Record excerpts >>
— START —

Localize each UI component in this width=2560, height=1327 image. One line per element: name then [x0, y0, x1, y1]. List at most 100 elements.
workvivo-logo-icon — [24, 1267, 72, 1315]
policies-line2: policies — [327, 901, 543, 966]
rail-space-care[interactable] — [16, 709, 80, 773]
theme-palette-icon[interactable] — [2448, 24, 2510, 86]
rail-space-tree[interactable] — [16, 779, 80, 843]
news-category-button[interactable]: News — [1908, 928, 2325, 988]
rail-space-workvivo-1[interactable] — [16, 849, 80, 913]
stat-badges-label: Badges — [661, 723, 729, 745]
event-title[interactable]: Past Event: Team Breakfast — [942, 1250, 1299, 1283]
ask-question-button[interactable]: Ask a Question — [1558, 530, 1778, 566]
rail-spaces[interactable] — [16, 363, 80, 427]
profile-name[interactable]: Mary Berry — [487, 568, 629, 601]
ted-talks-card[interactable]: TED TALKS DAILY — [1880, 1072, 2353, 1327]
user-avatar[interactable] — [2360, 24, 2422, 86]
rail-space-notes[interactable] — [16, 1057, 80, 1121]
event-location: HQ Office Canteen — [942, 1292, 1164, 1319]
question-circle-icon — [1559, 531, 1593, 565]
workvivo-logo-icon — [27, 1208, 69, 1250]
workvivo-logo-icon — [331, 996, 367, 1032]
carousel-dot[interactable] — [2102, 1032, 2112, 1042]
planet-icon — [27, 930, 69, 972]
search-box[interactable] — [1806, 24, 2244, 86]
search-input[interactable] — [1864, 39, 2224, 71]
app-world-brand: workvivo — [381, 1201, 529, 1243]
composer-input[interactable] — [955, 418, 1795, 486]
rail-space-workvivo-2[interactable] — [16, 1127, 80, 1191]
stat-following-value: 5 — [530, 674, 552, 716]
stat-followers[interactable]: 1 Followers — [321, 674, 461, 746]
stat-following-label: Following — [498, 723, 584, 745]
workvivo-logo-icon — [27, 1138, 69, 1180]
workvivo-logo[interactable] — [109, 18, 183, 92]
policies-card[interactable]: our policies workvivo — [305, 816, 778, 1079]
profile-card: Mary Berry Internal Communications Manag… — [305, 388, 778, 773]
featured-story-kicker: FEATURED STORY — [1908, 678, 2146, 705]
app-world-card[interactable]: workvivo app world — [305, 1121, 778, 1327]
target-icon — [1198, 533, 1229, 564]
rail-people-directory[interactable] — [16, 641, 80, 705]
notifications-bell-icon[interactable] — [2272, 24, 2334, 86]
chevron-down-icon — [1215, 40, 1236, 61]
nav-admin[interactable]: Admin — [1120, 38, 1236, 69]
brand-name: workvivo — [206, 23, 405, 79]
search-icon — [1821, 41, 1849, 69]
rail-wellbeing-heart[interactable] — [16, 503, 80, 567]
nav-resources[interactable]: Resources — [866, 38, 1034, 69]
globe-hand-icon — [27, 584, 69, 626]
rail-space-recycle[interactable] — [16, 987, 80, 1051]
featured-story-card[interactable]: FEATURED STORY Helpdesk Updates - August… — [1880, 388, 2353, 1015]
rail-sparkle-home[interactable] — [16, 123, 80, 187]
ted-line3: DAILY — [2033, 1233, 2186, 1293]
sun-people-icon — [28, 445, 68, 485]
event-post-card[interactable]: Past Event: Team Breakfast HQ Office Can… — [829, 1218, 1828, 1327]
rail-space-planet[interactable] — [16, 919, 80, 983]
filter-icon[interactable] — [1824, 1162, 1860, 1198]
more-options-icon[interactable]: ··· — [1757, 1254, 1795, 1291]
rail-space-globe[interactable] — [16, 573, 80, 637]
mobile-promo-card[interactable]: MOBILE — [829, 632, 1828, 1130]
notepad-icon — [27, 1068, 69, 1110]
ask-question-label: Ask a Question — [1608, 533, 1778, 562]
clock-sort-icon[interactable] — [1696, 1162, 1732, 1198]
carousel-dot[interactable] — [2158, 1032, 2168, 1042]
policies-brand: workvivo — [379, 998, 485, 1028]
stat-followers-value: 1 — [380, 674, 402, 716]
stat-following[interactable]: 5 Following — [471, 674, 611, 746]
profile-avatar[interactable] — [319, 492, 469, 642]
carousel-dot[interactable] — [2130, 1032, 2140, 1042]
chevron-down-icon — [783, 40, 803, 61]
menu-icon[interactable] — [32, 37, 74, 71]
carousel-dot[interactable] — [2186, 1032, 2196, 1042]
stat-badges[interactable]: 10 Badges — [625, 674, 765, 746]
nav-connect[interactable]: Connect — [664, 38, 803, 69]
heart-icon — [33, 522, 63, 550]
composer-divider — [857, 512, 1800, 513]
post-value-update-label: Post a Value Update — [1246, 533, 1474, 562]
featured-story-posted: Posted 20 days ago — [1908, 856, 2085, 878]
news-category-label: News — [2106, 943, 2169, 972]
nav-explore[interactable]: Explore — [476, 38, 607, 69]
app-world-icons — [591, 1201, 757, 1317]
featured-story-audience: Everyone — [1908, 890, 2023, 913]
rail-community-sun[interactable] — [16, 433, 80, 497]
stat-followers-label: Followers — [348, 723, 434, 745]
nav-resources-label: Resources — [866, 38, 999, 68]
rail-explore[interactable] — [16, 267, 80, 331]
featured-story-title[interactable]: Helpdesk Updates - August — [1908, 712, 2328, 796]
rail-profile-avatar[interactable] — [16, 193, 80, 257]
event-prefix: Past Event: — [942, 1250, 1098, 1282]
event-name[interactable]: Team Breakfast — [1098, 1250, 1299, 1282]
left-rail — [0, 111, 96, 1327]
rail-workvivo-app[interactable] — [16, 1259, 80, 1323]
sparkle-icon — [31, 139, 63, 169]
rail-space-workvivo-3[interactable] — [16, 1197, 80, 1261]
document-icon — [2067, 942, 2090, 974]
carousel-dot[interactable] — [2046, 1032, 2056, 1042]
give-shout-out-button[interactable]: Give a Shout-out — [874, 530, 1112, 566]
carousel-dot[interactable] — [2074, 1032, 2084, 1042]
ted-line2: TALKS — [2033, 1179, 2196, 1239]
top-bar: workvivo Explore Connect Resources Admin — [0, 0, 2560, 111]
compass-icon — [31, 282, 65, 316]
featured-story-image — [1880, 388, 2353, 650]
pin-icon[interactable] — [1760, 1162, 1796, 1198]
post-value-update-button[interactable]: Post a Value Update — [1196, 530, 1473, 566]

— END —

Do this >>
Could you print all of the material above again, line for line, without changing anything?

Exercise output >>
Localize each UI component in this width=2560, height=1327 image. One line per element: name then [x0, y0, x1, y1]. List at most 100 elements.
workvivo-logo-icon — [24, 1267, 72, 1315]
policies-line2: policies — [327, 901, 543, 966]
rail-space-care[interactable] — [16, 709, 80, 773]
theme-palette-icon[interactable] — [2448, 24, 2510, 86]
rail-space-tree[interactable] — [16, 779, 80, 843]
news-category-button[interactable]: News — [1908, 928, 2325, 988]
rail-space-workvivo-1[interactable] — [16, 849, 80, 913]
stat-badges-label: Badges — [661, 723, 729, 745]
event-title[interactable]: Past Event: Team Breakfast — [942, 1250, 1299, 1283]
ask-question-button[interactable]: Ask a Question — [1558, 530, 1778, 566]
rail-spaces[interactable] — [16, 363, 80, 427]
profile-name[interactable]: Mary Berry — [487, 568, 629, 601]
ted-talks-card[interactable]: TED TALKS DAILY — [1880, 1072, 2353, 1327]
user-avatar[interactable] — [2360, 24, 2422, 86]
rail-space-notes[interactable] — [16, 1057, 80, 1121]
event-location: HQ Office Canteen — [942, 1292, 1164, 1319]
question-circle-icon — [1559, 531, 1593, 565]
workvivo-logo-icon — [27, 1208, 69, 1250]
workvivo-logo-icon — [331, 996, 367, 1032]
carousel-dot[interactable] — [2102, 1032, 2112, 1042]
planet-icon — [27, 930, 69, 972]
search-box[interactable] — [1806, 24, 2244, 86]
search-input[interactable] — [1864, 39, 2224, 71]
app-world-brand: workvivo — [381, 1201, 529, 1243]
composer-input[interactable] — [955, 418, 1795, 486]
rail-space-workvivo-2[interactable] — [16, 1127, 80, 1191]
stat-following-value: 5 — [530, 674, 552, 716]
stat-followers[interactable]: 1 Followers — [321, 674, 461, 746]
stat-following-label: Following — [498, 723, 584, 745]
workvivo-logo-icon — [27, 1138, 69, 1180]
workvivo-logo[interactable] — [109, 18, 183, 92]
policies-card[interactable]: our policies workvivo — [305, 816, 778, 1079]
profile-card: Mary Berry Internal Communications Manag… — [305, 388, 778, 773]
featured-story-kicker: FEATURED STORY — [1908, 678, 2146, 705]
app-world-card[interactable]: workvivo app world — [305, 1121, 778, 1327]
target-icon — [1198, 533, 1229, 564]
rail-people-directory[interactable] — [16, 641, 80, 705]
notifications-bell-icon[interactable] — [2272, 24, 2334, 86]
chevron-down-icon — [1215, 40, 1236, 61]
nav-admin[interactable]: Admin — [1120, 38, 1236, 69]
brand-name: workvivo — [206, 23, 405, 79]
search-icon — [1821, 41, 1849, 69]
rail-wellbeing-heart[interactable] — [16, 503, 80, 567]
nav-resources[interactable]: Resources — [866, 38, 1034, 69]
globe-hand-icon — [27, 584, 69, 626]
rail-space-recycle[interactable] — [16, 987, 80, 1051]
featured-story-card[interactable]: FEATURED STORY Helpdesk Updates - August… — [1880, 388, 2353, 1015]
rail-sparkle-home[interactable] — [16, 123, 80, 187]
ted-line3: DAILY — [2033, 1233, 2186, 1293]
sun-people-icon — [28, 445, 68, 485]
event-post-card[interactable]: Past Event: Team Breakfast HQ Office Can… — [829, 1218, 1828, 1327]
rail-space-planet[interactable] — [16, 919, 80, 983]
filter-icon[interactable] — [1824, 1162, 1860, 1198]
more-options-icon[interactable]: ··· — [1757, 1254, 1795, 1291]
rail-space-globe[interactable] — [16, 573, 80, 637]
mobile-promo-card[interactable]: MOBILE — [829, 632, 1828, 1130]
notepad-icon — [27, 1068, 69, 1110]
ask-question-label: Ask a Question — [1608, 533, 1778, 562]
clock-sort-icon[interactable] — [1696, 1162, 1732, 1198]
carousel-dot[interactable] — [2158, 1032, 2168, 1042]
policies-brand: workvivo — [379, 998, 485, 1028]
stat-followers-value: 1 — [380, 674, 402, 716]
stat-following[interactable]: 5 Following — [471, 674, 611, 746]
profile-avatar[interactable] — [319, 492, 469, 642]
carousel-dot[interactable] — [2130, 1032, 2140, 1042]
chevron-down-icon — [783, 40, 803, 61]
menu-icon[interactable] — [32, 37, 74, 71]
carousel-dot[interactable] — [2186, 1032, 2196, 1042]
stat-badges[interactable]: 10 Badges — [625, 674, 765, 746]
nav-connect[interactable]: Connect — [664, 38, 803, 69]
heart-icon — [33, 522, 63, 550]
composer-divider — [857, 512, 1800, 513]
post-value-update-label: Post a Value Update — [1246, 533, 1474, 562]
featured-story-posted: Posted 20 days ago — [1908, 856, 2085, 878]
news-category-label: News — [2106, 943, 2169, 972]
nav-explore[interactable]: Explore — [476, 38, 607, 69]
app-world-icons — [591, 1201, 757, 1317]
featured-story-audience: Everyone — [1908, 890, 2023, 913]
rail-community-sun[interactable] — [16, 433, 80, 497]
stat-followers-label: Followers — [348, 723, 434, 745]
nav-resources-label: Resources — [866, 38, 999, 68]
rail-explore[interactable] — [16, 267, 80, 331]
featured-story-title[interactable]: Helpdesk Updates - August — [1908, 712, 2328, 796]
rail-profile-avatar[interactable] — [16, 193, 80, 257]
event-prefix: Past Event: — [942, 1250, 1098, 1282]
event-name[interactable]: Team Breakfast — [1098, 1250, 1299, 1282]
left-rail — [0, 111, 96, 1327]
rail-workvivo-app[interactable] — [16, 1259, 80, 1323]
sparkle-icon — [31, 139, 63, 169]
rail-space-workvivo-3[interactable] — [16, 1197, 80, 1261]
document-icon — [2067, 942, 2090, 974]
carousel-dot[interactable] — [2046, 1032, 2056, 1042]
give-shout-out-button[interactable]: Give a Shout-out — [874, 530, 1112, 566]
carousel-dot[interactable] — [2074, 1032, 2084, 1042]
ted-line2: TALKS — [2033, 1179, 2196, 1239]
top-bar: workvivo Explore Connect Resources Admin — [0, 0, 2560, 111]
compass-icon — [31, 282, 65, 316]
featured-story-image — [1880, 388, 2353, 650]
pin-icon[interactable] — [1760, 1162, 1796, 1198]
post-value-update-button[interactable]: Post a Value Update — [1196, 530, 1473, 566]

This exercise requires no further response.